(Entries from a dataset)
╭──

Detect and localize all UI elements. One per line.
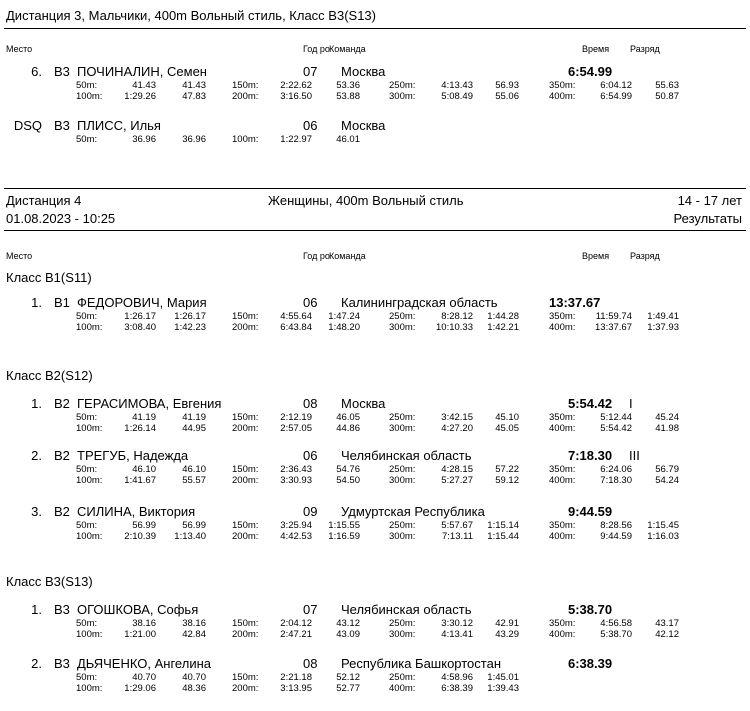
section2-top-divider — [4, 188, 746, 189]
birth-year: 07 — [303, 602, 318, 617]
age-group: 14 - 17 лет — [677, 193, 742, 208]
split-distance-label: 200m: — [232, 629, 259, 640]
birth-year: 08 — [303, 396, 318, 411]
split-time: 41.98 — [655, 423, 679, 434]
split-time: 4:13.41 — [441, 629, 473, 640]
split-time: 42.12 — [655, 629, 679, 640]
col-team-header-2: Команда — [329, 251, 366, 261]
split-distance-label: 50m: — [76, 80, 98, 91]
split-distance-label: 50m: — [76, 672, 98, 683]
birth-year: 06 — [303, 118, 318, 133]
split-time: 57.22 — [495, 464, 519, 475]
col-time-header: Время — [582, 44, 610, 54]
entry-place: 1. — [31, 602, 42, 617]
split-time: 50.87 — [655, 91, 679, 102]
split-distance-label: 250m: — [389, 311, 416, 322]
col-year-header: Год ро — [303, 44, 330, 54]
split-time: 54.50 — [336, 475, 360, 486]
split-time: 54.76 — [336, 464, 360, 475]
split-time: 1:29.26 — [124, 91, 156, 102]
split-distance-label: 300m: — [389, 629, 416, 640]
class-group-title: Класс В1(S11) — [6, 270, 92, 285]
split-time: 43.12 — [336, 618, 360, 629]
split-time: 1:16.03 — [647, 531, 679, 542]
entry-place: 3. — [31, 504, 42, 519]
split-time: 4:55.64 — [280, 311, 312, 322]
split-time: 3:42.15 — [441, 412, 473, 423]
team-name: Москва — [341, 396, 386, 411]
col-team-header: Команда — [329, 44, 366, 54]
split-time: 2:10.39 — [124, 531, 156, 542]
split-time: 1:49.41 — [647, 311, 679, 322]
team-name: Калининградская область — [341, 295, 498, 310]
split-time: 55.57 — [182, 475, 206, 486]
split-time: 6:43.84 — [280, 322, 312, 333]
split-distance-label: 200m: — [232, 475, 259, 486]
split-time: 1:15.45 — [647, 520, 679, 531]
athlete-name: ФЕДОРОВИЧ, Мария — [77, 295, 207, 310]
class-group-title: Класс В2(S12) — [6, 368, 93, 383]
split-time: 56.99 — [182, 520, 206, 531]
split-time: 48.36 — [182, 683, 206, 694]
split-time: 8:28.56 — [600, 520, 632, 531]
entry-place: 1. — [31, 295, 42, 310]
split-distance-label: 100m: — [76, 91, 103, 102]
split-time: 7:18.30 — [600, 475, 632, 486]
split-time: 7:13.11 — [442, 531, 473, 542]
split-time: 41.43 — [182, 80, 206, 91]
final-time: 6:38.39 — [568, 656, 613, 671]
team-name: Москва — [341, 64, 386, 79]
split-distance-label: 400m: — [549, 423, 576, 434]
split-time: 3:30.12 — [441, 618, 473, 629]
split-distance-label: 300m: — [389, 475, 416, 486]
split-distance-label: 350m: — [549, 311, 576, 322]
split-time: 11:59.74 — [595, 311, 632, 322]
split-time: 3:25.94 — [280, 520, 312, 531]
split-distance-label: 100m: — [76, 475, 103, 486]
split-distance-label: 350m: — [549, 464, 576, 475]
athlete-name: ПОЧИНАЛИН, Семен — [77, 64, 207, 79]
split-time: 40.70 — [182, 672, 206, 683]
section1-title: Дистанция 3, Мальчики, 400m Вольный стиль, Класс В3(S13) — [6, 8, 376, 23]
split-distance-label: 250m: — [389, 618, 416, 629]
split-time: 1:29.06 — [124, 683, 156, 694]
split-distance-label: 50m: — [76, 618, 98, 629]
split-time: 46.10 — [132, 464, 156, 475]
split-time: 1:44.28 — [487, 311, 519, 322]
class-group-title: Класс В3(S13) — [6, 574, 93, 589]
split-distance-label: 150m: — [232, 412, 259, 423]
split-distance-label: 100m: — [76, 531, 103, 542]
split-time: 52.12 — [336, 672, 360, 683]
split-time: 1:22.97 — [280, 134, 312, 145]
birth-year: 06 — [303, 448, 318, 463]
split-distance-label: 400m: — [549, 629, 576, 640]
entry-class: В3 — [54, 602, 70, 617]
split-time: 47.83 — [182, 91, 206, 102]
split-distance-label: 150m: — [232, 672, 259, 683]
split-distance-label: 100m: — [232, 134, 259, 145]
entry-place: 1. — [31, 396, 42, 411]
distance-label: Дистанция 4 — [6, 193, 82, 208]
split-distance-label: 300m: — [389, 91, 416, 102]
split-distance-label: 100m: — [76, 423, 103, 434]
split-time: 44.86 — [336, 423, 360, 434]
split-time: 56.79 — [655, 464, 679, 475]
col-rank-header-2: Разряд — [630, 251, 660, 261]
rank-badge: III — [629, 448, 640, 463]
split-time: 41.43 — [132, 80, 156, 91]
split-time: 2:57.05 — [280, 423, 312, 434]
split-time: 1:39.43 — [487, 683, 519, 694]
split-time: 6:04.12 — [600, 80, 632, 91]
team-name: Челябинская область — [341, 448, 472, 463]
split-time: 53.88 — [336, 91, 360, 102]
split-distance-label: 300m: — [389, 322, 416, 333]
entry-class: В2 — [54, 396, 70, 411]
birth-year: 07 — [303, 64, 318, 79]
split-time: 1:13.40 — [174, 531, 206, 542]
split-distance-label: 350m: — [549, 520, 576, 531]
split-time: 42.91 — [495, 618, 519, 629]
split-time: 1:42.23 — [174, 322, 206, 333]
rank-badge: I — [629, 396, 633, 411]
birth-year: 08 — [303, 656, 318, 671]
split-time: 43.29 — [495, 629, 519, 640]
split-time: 5:27.27 — [441, 475, 473, 486]
split-distance-label: 250m: — [389, 412, 416, 423]
split-time: 1:15.44 — [487, 531, 519, 542]
split-time: 13:37.67 — [595, 322, 632, 333]
split-time: 3:16.50 — [280, 91, 312, 102]
final-time: 7:18.30 — [568, 448, 613, 463]
entry-class: В2 — [54, 504, 70, 519]
split-time: 6:38.39 — [441, 683, 473, 694]
entry-place: 2. — [31, 656, 42, 671]
final-time: 5:38.70 — [568, 602, 613, 617]
athlete-name: ПЛИСС, Илья — [77, 118, 161, 133]
team-name: Москва — [341, 118, 386, 133]
split-distance-label: 150m: — [232, 80, 259, 91]
split-distance-label: 400m: — [549, 322, 576, 333]
final-time: 5:54.42 — [568, 396, 613, 411]
split-time: 3:13.95 — [280, 683, 312, 694]
split-time: 10:10.33 — [436, 322, 473, 333]
col-time-header-2: Время — [582, 251, 610, 261]
split-time: 2:04.12 — [280, 618, 312, 629]
split-time: 59.12 — [495, 475, 519, 486]
split-time: 52.77 — [336, 683, 360, 694]
team-name: Челябинская область — [341, 602, 472, 617]
col-year-header-2: Год ро — [303, 251, 330, 261]
split-time: 1:16.59 — [328, 531, 360, 542]
split-time: 1:41.67 — [124, 475, 156, 486]
split-time: 38.16 — [132, 618, 156, 629]
split-time: 46.05 — [336, 412, 360, 423]
split-time: 36.96 — [132, 134, 156, 145]
split-time: 45.10 — [495, 412, 519, 423]
athlete-name: ДЬЯЧЕНКО, Ангелина — [77, 656, 211, 671]
athlete-name: ГЕРАСИМОВА, Евгения — [77, 396, 222, 411]
split-distance-label: 50m: — [76, 134, 98, 145]
col-place-header: Место — [6, 44, 33, 54]
split-time: 41.19 — [132, 412, 156, 423]
entry-class: В3 — [54, 64, 70, 79]
split-distance-label: 150m: — [232, 520, 259, 531]
split-distance-label: 50m: — [76, 464, 98, 475]
split-distance-label: 200m: — [232, 91, 259, 102]
split-time: 9:44.59 — [600, 531, 632, 542]
split-time: 46.01 — [336, 134, 360, 145]
split-time: 4:13.43 — [441, 80, 473, 91]
split-distance-label: 400m: — [389, 683, 416, 694]
split-time: 55.63 — [655, 80, 679, 91]
split-distance-label: 250m: — [389, 520, 416, 531]
split-time: 4:27.20 — [441, 423, 473, 434]
split-time: 54.24 — [655, 475, 679, 486]
entry-place: 6. — [31, 64, 42, 79]
entry-class: В3 — [54, 656, 70, 671]
split-time: 1:42.21 — [487, 322, 519, 333]
entry-class: В1 — [54, 295, 70, 310]
event-title: Женщины, 400m Вольный стиль — [268, 193, 464, 208]
split-time: 1:26.17 — [174, 311, 206, 322]
split-time: 4:56.58 — [600, 618, 632, 629]
split-distance-label: 350m: — [549, 80, 576, 91]
split-time: 36.96 — [182, 134, 206, 145]
split-distance-label: 200m: — [232, 683, 259, 694]
split-distance-label: 150m: — [232, 618, 259, 629]
split-time: 8:28.12 — [441, 311, 473, 322]
split-time: 53.36 — [336, 80, 360, 91]
split-time: 2:47.21 — [280, 629, 312, 640]
split-time: 5:12.44 — [600, 412, 632, 423]
split-time: 3:08.40 — [124, 322, 156, 333]
split-distance-label: 300m: — [389, 531, 416, 542]
split-time: 40.70 — [132, 672, 156, 683]
split-time: 5:08.49 — [441, 91, 473, 102]
col-place-header-2: Место — [6, 251, 33, 261]
birth-year: 06 — [303, 295, 318, 310]
split-time: 2:22.62 — [280, 80, 312, 91]
col-rank-header: Разряд — [630, 44, 660, 54]
entry-class: В3 — [54, 118, 70, 133]
split-time: 45.05 — [495, 423, 519, 434]
birth-year: 09 — [303, 504, 318, 519]
split-distance-label: 350m: — [549, 412, 576, 423]
split-distance-label: 50m: — [76, 412, 98, 423]
split-time: 4:58.96 — [441, 672, 473, 683]
section2-divider — [4, 230, 746, 231]
athlete-name: ТРЕГУБ, Надежда — [77, 448, 189, 463]
team-name: Республика Башкортостан — [341, 656, 501, 671]
split-time: 1:15.14 — [487, 520, 519, 531]
split-time: 55.06 — [495, 91, 519, 102]
results-label: Результаты — [673, 211, 742, 226]
split-distance-label: 50m: — [76, 520, 98, 531]
split-time: 5:38.70 — [600, 629, 632, 640]
split-time: 1:37.93 — [647, 322, 679, 333]
entry-place: 2. — [31, 448, 42, 463]
split-time: 1:15.55 — [328, 520, 360, 531]
split-time: 1:48.20 — [328, 322, 360, 333]
split-distance-label: 100m: — [76, 629, 103, 640]
split-time: 56.99 — [132, 520, 156, 531]
split-time: 1:45.01 — [487, 672, 519, 683]
split-distance-label: 150m: — [232, 311, 259, 322]
team-name: Удмуртская Республика — [341, 504, 485, 519]
final-time: 13:37.67 — [549, 295, 601, 310]
split-time: 2:36.43 — [280, 464, 312, 475]
split-time: 2:12.19 — [280, 412, 312, 423]
split-distance-label: 250m: — [389, 464, 416, 475]
final-time: 9:44.59 — [568, 504, 613, 519]
athlete-name: ОГОШКОВА, Софья — [77, 602, 199, 617]
split-distance-label: 200m: — [232, 531, 259, 542]
section1-divider — [4, 28, 746, 29]
split-distance-label: 300m: — [389, 423, 416, 434]
split-distance-label: 100m: — [76, 322, 103, 333]
final-time: 6:54.99 — [568, 64, 613, 79]
event-datetime: 01.08.2023 - 10:25 — [6, 211, 116, 226]
split-time: 4:28.15 — [441, 464, 473, 475]
split-distance-label: 200m: — [232, 423, 259, 434]
split-time: 5:54.42 — [600, 423, 632, 434]
split-time: 6:24.06 — [600, 464, 632, 475]
split-distance-label: 250m: — [389, 80, 416, 91]
entry-class: В2 — [54, 448, 70, 463]
split-distance-label: 200m: — [232, 322, 259, 333]
split-time: 1:26.17 — [124, 311, 156, 322]
split-time: 4:42.53 — [280, 531, 312, 542]
split-time: 44.95 — [182, 423, 206, 434]
split-distance-label: 150m: — [232, 464, 259, 475]
split-time: 1:21.00 — [124, 629, 156, 640]
split-time: 45.24 — [655, 412, 679, 423]
split-time: 5:57.67 — [441, 520, 473, 531]
split-distance-label: 50m: — [76, 311, 98, 322]
split-time: 1:47.24 — [328, 311, 360, 322]
split-time: 1:26.14 — [124, 423, 156, 434]
split-time: 43.09 — [336, 629, 360, 640]
split-distance-label: 100m: — [76, 683, 103, 694]
athlete-name: СИЛИНА, Виктория — [77, 504, 196, 519]
split-time: 41.19 — [182, 412, 206, 423]
split-time: 56.93 — [495, 80, 519, 91]
split-time: 42.84 — [182, 629, 206, 640]
entry-place: DSQ — [13, 118, 42, 133]
split-distance-label: 400m: — [549, 475, 576, 486]
split-distance-label: 400m: — [549, 531, 576, 542]
split-distance-label: 400m: — [549, 91, 576, 102]
split-distance-label: 250m: — [389, 672, 416, 683]
split-time: 46.10 — [182, 464, 206, 475]
split-distance-label: 350m: — [549, 618, 576, 629]
split-time: 43.17 — [655, 618, 679, 629]
split-time: 2:21.18 — [280, 672, 312, 683]
split-time: 38.16 — [182, 618, 206, 629]
split-time: 6:54.99 — [600, 91, 632, 102]
split-time: 3:30.93 — [280, 475, 312, 486]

╰──

| Problem |
Copy the lines without changes, from the line with "section2-top-divider — [4, 188, 746, 189]" up to and including the line with "split-time: 50.87 — [655, 91, 679, 102]".

| Answer for the task |
section2-top-divider — [4, 188, 746, 189]
birth-year: 07 — [303, 602, 318, 617]
age-group: 14 - 17 лет — [677, 193, 742, 208]
split-distance-label: 200m: — [232, 629, 259, 640]
birth-year: 08 — [303, 396, 318, 411]
split-time: 41.98 — [655, 423, 679, 434]
split-time: 4:13.41 — [441, 629, 473, 640]
split-time: 42.12 — [655, 629, 679, 640]
col-team-header-2: Команда — [329, 251, 366, 261]
split-distance-label: 50m: — [76, 80, 98, 91]
split-distance-label: 50m: — [76, 672, 98, 683]
birth-year: 06 — [303, 118, 318, 133]
split-time: 57.22 — [495, 464, 519, 475]
col-time-header: Время — [582, 44, 610, 54]
entry-place: 1. — [31, 602, 42, 617]
split-time: 50.87 — [655, 91, 679, 102]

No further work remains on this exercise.